Imagine an artificial intelligence system that can make up any sort of text desired just from a textual prompt. You want a technical article? Feed it a few technical phrases. Poetry? Give it some poetic samples and the specific words you want included. Computer code? Just enter a plain language description of the action desired.

All this is possible now, thanks to a remarkable program called GPT-3. (A little bit of background on that and AI can be found in the June 2021 SWCP Portal.) Developed by OpenAI, originally an open-source developer that now exclusively partners with Microsoft in competition with Google’s DeepMind AI project, GPT-3 is an immense system with incredible powers. These abilities, and its lack of limits, could make it easily used for either good or evil. Which is why outsiders can only use it as an API (Application Programming Interface – a program that works with other programs) because GPT-3 is far too large, powerful, and dangerous to distribute as a stand-alone system.

GPT-3 vividly demonstrates both the incredible possibilities and worrisome hazards of AI. The possibilities because GPT-3 can write just about anything so naturally that it is almost impossible to tell that the piece was composed by a computer. One that does not even understand the words it uses.

The hazards come from the fact that the program knows nothing of the world. It truly does not care about nor comprehend the meanings of words: as a language model, the only thing with which GPT-3 is concerned is word order and frequency. Whether it makes up soaring lyric poetry, deep essays, real-sounding fake news, or hate-filled rants, it’s all the same to GPT-3.

GPT-3 stands for the third generation of OpenAI’s Generative Pre-trained Transformer. It’s a language model: that is, the program calculates the probability of one word following another. What all this means is that GPT-3 creates text based on samples it has absorbed after determining the context. Like the toy, cartoon, and movie vehicles that can instantly remake themselves into robots using the same parts, GPT-3 takes the hundreds of billions of words it has been fed and puts them into new and generally functional arrangements.

• **TASK LIST**:
A - Reproduce the passage of the GPT-3 article that opens with the words containing "GPT-3 stands for" and closes with "generally functional arrangements.".
B - According to the GPT-3 article, what does the name GPT-3 stand for?
C - Pick up the article on GPT-3 after its last sentence and keep writing it.
The records that come next are taken from a separate source.

• **RECORDS SUPPLIED**:
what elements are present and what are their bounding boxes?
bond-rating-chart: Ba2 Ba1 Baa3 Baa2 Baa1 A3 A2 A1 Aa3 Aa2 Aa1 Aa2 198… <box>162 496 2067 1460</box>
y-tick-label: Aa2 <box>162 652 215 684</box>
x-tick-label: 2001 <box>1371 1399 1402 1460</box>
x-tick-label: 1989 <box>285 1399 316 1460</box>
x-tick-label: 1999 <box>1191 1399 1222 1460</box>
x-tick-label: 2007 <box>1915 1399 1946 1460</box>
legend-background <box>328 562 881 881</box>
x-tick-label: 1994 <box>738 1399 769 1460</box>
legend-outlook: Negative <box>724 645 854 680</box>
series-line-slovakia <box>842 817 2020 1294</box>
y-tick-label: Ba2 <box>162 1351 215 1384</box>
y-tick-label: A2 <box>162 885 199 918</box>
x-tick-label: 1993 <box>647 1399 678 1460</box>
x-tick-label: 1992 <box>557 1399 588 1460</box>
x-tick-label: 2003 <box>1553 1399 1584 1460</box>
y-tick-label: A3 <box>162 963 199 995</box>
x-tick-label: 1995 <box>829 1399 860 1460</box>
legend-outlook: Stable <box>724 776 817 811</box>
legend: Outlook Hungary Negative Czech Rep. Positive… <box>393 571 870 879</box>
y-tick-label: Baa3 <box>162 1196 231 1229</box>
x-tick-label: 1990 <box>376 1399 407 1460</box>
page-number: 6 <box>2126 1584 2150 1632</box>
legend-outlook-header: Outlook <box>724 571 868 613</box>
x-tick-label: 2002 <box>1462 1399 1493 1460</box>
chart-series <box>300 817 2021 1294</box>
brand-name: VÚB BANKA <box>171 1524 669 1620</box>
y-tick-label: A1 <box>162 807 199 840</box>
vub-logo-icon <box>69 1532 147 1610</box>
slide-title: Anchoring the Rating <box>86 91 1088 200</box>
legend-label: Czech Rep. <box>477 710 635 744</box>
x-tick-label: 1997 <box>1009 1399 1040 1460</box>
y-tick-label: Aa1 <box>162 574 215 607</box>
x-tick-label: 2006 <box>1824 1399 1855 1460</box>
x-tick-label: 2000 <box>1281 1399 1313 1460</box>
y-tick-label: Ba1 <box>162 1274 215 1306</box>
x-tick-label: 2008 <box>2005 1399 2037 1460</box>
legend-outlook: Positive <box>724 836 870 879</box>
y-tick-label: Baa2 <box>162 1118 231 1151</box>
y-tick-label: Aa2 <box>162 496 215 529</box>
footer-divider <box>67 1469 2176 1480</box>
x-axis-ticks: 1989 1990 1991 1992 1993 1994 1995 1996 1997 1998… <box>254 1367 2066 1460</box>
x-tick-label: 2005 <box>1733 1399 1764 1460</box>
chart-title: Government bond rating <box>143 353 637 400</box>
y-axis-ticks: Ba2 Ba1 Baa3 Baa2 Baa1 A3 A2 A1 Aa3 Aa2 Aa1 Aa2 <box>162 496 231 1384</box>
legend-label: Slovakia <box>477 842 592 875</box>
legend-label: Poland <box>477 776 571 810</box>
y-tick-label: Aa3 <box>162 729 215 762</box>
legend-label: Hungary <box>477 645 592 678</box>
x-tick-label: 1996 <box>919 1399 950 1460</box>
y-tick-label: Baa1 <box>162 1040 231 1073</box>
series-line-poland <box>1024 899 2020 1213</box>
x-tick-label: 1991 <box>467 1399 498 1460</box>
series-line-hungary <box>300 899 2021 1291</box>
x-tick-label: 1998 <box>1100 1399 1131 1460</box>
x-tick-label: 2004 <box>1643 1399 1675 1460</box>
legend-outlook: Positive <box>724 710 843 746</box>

• **OUTPUTS BY TASK**:
A -
GPT-3 stands for the third generation of OpenAI’s Generative Pre-trained Transformer. It’s a language model: that is, the program calculates the probability of one word following another. What all this means is that GPT-3 creates text based on samples it has absorbed after determining the context. Like the toy, cartoon, and movie vehicles that can instantly remake themselves into robots using the same parts, GPT-3 takes the hundreds of billions of words it has been fed and puts them into new and generally functional arrangements.

B - The third generation of OpenAI's Generative Pre-trained Transformer.

C -
That’s right – hundreds of billions of words. The main distinction between this and previous efforts is the vast amount of literature it has consumed: in essence, most of the English-speaking internet. However, what GPT-3 learned from all that varied input is word order, sequencing, and connections. Not one single bit of real knowledge or wisdom about the world is gained, just a whole lot of data about sentences. But being pre-trained on such a huge vocabulary – 570 gigabytes of text with 175 million parameters – allows GPT-3 to mimic any style of composition, good or bad.

Its training is quite simple but clever, and would work with any language. Words and phrases are removed at random from the training text and the program must fill them in using just the context of the surrounding words, which it then judges. Thus, it teaches itself how to write by filling in the blanks, figuring out which word is most likely to follow the one before. From this exercise, GPT-3 just learns sentence structure and word order, which it can then broadly apply to generate any kind of real sounding text.

Whether or not that text has any connection to reality is another problem. Like the previous version, the program still has a tendency to go off the tracks, especially with not enough sample context. You can see for yourself by playing an online free text-based game called AI Dungeon.

Its immediate predecessor, GPT-2, had a data set 100 times smaller. Resulting text was more awkward, repetitive, and lapsed into incoherence fairly quickly. But for all its sophistication and ability, GPT-3 is not without problems.

First of all, it’s big – 10 times bigger than the next largest natural language processor, Microsoft’s Turing NLG. And it’s expensive, too, costing OpenAI over $12 million to train.

It’s also highly disruptive. Think of what such a system could do to the careers of millions of writers, from novelists to sports columnists to greeting card writers to coders. Then imagine it turned loose with manufactured claims to create fake news, propaganda, deepfake texts, spam and phishing messages, fraudulent scientific papers, plagiarism and so on.

This potential for real evil is made even worse by the simple fact that humans are bigoted, albeit largely unconsciously, so that our prejudices are embedded in the very words we use. Language model AIs at this time have no means to filter this kind of built-in poison out, so that if a bad actor decides to exaggerate those trends, the results could be vile indeed.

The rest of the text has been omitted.